_WHAT IS NEEDED:_ Write the records below out again exactly as given, with no images.

_MATERIAL SHOWN:_
⁂

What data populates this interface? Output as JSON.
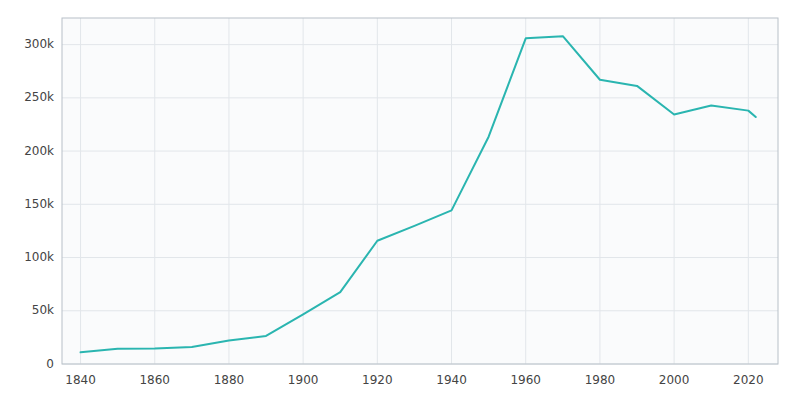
{
  "chart_data": {
    "type": "line",
    "x": [
      1840,
      1850,
      1860,
      1870,
      1880,
      1890,
      1900,
      1910,
      1920,
      1930,
      1940,
      1950,
      1960,
      1970,
      1980,
      1990,
      2000,
      2010,
      2020,
      2022
    ],
    "values": [
      10920,
      14326,
      14620,
      16000,
      21966,
      26357,
      46624,
      67452,
      115777,
      129710,
      144332,
      213513,
      305872,
      307951,
      266979,
      261229,
      234403,
      242803,
      238005,
      232000
    ],
    "color": "#2ab5b0",
    "xlim": [
      1835,
      2028
    ],
    "ylim": [
      0,
      325000
    ],
    "xticks": [
      1840,
      1860,
      1880,
      1900,
      1920,
      1940,
      1960,
      1980,
      2000,
      2020
    ],
    "yticks": [
      0,
      {
        "value": 50000,
        "label": "50k"
      },
      {
        "value": 100000,
        "label": "100k"
      },
      {
        "value": 150000,
        "label": "150k"
      },
      {
        "value": 200000,
        "label": "200k"
      },
      {
        "value": 250000,
        "label": "250k"
      },
      {
        "value": 300000,
        "label": "300k"
      }
    ],
    "grid": true
  }
}
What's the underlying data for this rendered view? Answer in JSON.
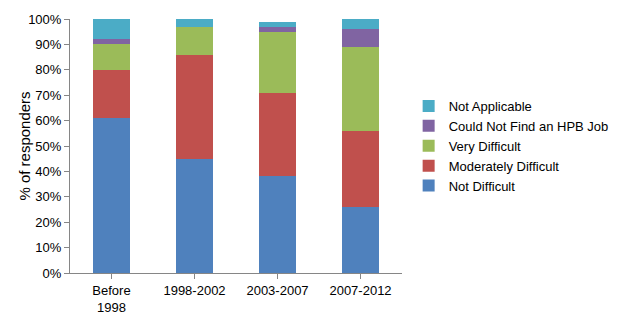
{
  "chart_data": {
    "type": "bar",
    "stacked": true,
    "categories": [
      "Before 1998",
      "1998-2002",
      "2003-2007",
      "2007-2012"
    ],
    "y_label": "% of responders",
    "series": [
      {
        "name": "Not Difficult",
        "color": "#4f81bd",
        "values": [
          61,
          45,
          38,
          26
        ]
      },
      {
        "name": "Moderately Difficult",
        "color": "#c0504d",
        "values": [
          19,
          41,
          33,
          30
        ]
      },
      {
        "name": "Very Difficult",
        "color": "#9bbb59",
        "values": [
          10,
          11,
          24,
          33
        ]
      },
      {
        "name": "Could Not Find an HPB Job",
        "color": "#8064a2",
        "values": [
          2,
          0,
          2,
          7
        ]
      },
      {
        "name": "Not Applicable",
        "color": "#4bacc6",
        "values": [
          8,
          3,
          2,
          4
        ]
      }
    ],
    "ylim": [
      0,
      100
    ],
    "yticks": [
      {
        "value": 0,
        "label": "0%"
      },
      {
        "value": 10,
        "label": "10%"
      },
      {
        "value": 20,
        "label": "20%"
      },
      {
        "value": 30,
        "label": "30%"
      },
      {
        "value": 40,
        "label": "40%"
      },
      {
        "value": 50,
        "label": "50%"
      },
      {
        "value": 60,
        "label": "60%"
      },
      {
        "value": 70,
        "label": "70%"
      },
      {
        "value": 80,
        "label": "80%"
      },
      {
        "value": 90,
        "label": "90%"
      },
      {
        "value": 100,
        "label": "100%"
      }
    ],
    "grid": false,
    "legend": "right"
  }
}
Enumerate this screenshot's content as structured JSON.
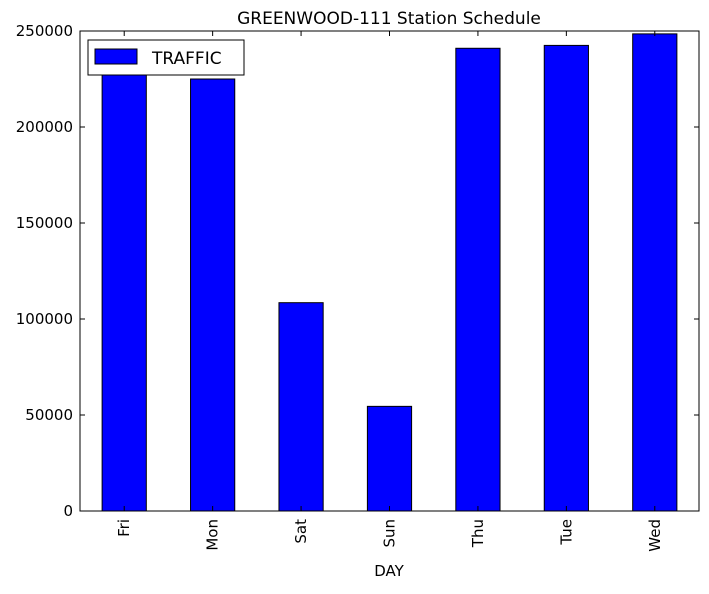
{
  "chart_data": {
    "type": "bar",
    "title": "GREENWOOD-111 Station Schedule",
    "xlabel": "DAY",
    "ylabel": "",
    "categories": [
      "Fri",
      "Mon",
      "Sat",
      "Sun",
      "Thu",
      "Tue",
      "Wed"
    ],
    "series": [
      {
        "name": "TRAFFIC",
        "values": [
          232000,
          225000,
          108500,
          54500,
          241000,
          242500,
          248500
        ],
        "color": "#0000ff"
      }
    ],
    "ylim": [
      0,
      250000
    ],
    "yticks": [
      0,
      50000,
      100000,
      150000,
      200000,
      250000
    ],
    "ytick_labels": [
      "0",
      "50000",
      "100000",
      "150000",
      "200000",
      "250000"
    ],
    "grid": false,
    "legend_position": "top-left"
  }
}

⁂

_ANSWER TO THIS EXERCISE:_
What data populates this interface? Output as JSON.
{
  "chart_data": {
    "type": "line",
    "x": [
      1840,
      1850,
      1860,
      1870,
      1880,
      1890,
      1900,
      1910,
      1920,
      1930,
      1940,
      1950,
      1960,
      1970,
      1980,
      1990,
      2000,
      2010,
      2020,
      2022
    ],
    "values": [
      10920,
      14326,
      14620,
      16000,
      21966,
      26357,
      46624,
      67452,
      115777,
      129710,
      144332,
      213513,
      305872,
      307951,
      266979,
      261229,
      234403,
      242803,
      238005,
      232000
    ],
    "color": "#2ab5b0",
    "xlim": [
      1835,
      2028
    ],
    "ylim": [
      0,
      325000
    ],
    "xticks": [
      1840,
      1860,
      1880,
      1900,
      1920,
      1940,
      1960,
      1980,
      2000,
      2020
    ],
    "yticks": [
      0,
      {
        "value": 50000,
        "label": "50k"
      },
      {
        "value": 100000,
        "label": "100k"
      },
      {
        "value": 150000,
        "label": "150k"
      },
      {
        "value": 200000,
        "label": "200k"
      },
      {
        "value": 250000,
        "label": "250k"
      },
      {
        "value": 300000,
        "label": "300k"
      }
    ],
    "grid": true
  }
}
What's the underlying data for this rendered view? Answer in JSON.
{
  "chart_data": {
    "type": "bar",
    "stacked": true,
    "categories": [
      "Before 1998",
      "1998-2002",
      "2003-2007",
      "2007-2012"
    ],
    "y_label": "% of responders",
    "series": [
      {
        "name": "Not Difficult",
        "color": "#4f81bd",
        "values": [
          61,
          45,
          38,
          26
        ]
      },
      {
        "name": "Moderately Difficult",
        "color": "#c0504d",
        "values": [
          19,
          41,
          33,
          30
        ]
      },
      {
        "name": "Very Difficult",
        "color": "#9bbb59",
        "values": [
          10,
          11,
          24,
          33
        ]
      },
      {
        "name": "Could Not Find an HPB Job",
        "color": "#8064a2",
        "values": [
          2,
          0,
          2,
          7
        ]
      },
      {
        "name": "Not Applicable",
        "color": "#4bacc6",
        "values": [
          8,
          3,
          2,
          4
        ]
      }
    ],
    "ylim": [
      0,
      100
    ],
    "yticks": [
      {
        "value": 0,
        "label": "0%"
      },
      {
        "value": 10,
        "label": "10%"
      },
      {
        "value": 20,
        "label": "20%"
      },
      {
        "value": 30,
        "label": "30%"
      },
      {
        "value": 40,
        "label": "40%"
      },
      {
        "value": 50,
        "label": "50%"
      },
      {
        "value": 60,
        "label": "60%"
      },
      {
        "value": 70,
        "label": "70%"
      },
      {
        "value": 80,
        "label": "80%"
      },
      {
        "value": 90,
        "label": "90%"
      },
      {
        "value": 100,
        "label": "100%"
      }
    ],
    "grid": false,
    "legend": "right"
  }
}
Enumerate this screenshot's content as structured JSON.
{
  "chart_data": {
    "type": "bar",
    "title": "GREENWOOD-111 Station Schedule",
    "xlabel": "DAY",
    "ylabel": "",
    "categories": [
      "Fri",
      "Mon",
      "Sat",
      "Sun",
      "Thu",
      "Tue",
      "Wed"
    ],
    "series": [
      {
        "name": "TRAFFIC",
        "values": [
          232000,
          225000,
          108500,
          54500,
          241000,
          242500,
          248500
        ],
        "color": "#0000ff"
      }
    ],
    "ylim": [
      0,
      250000
    ],
    "yticks": [
      0,
      50000,
      100000,
      150000,
      200000,
      250000
    ],
    "ytick_labels": [
      "0",
      "50000",
      "100000",
      "150000",
      "200000",
      "250000"
    ],
    "grid": false,
    "legend_position": "top-left"
  }
}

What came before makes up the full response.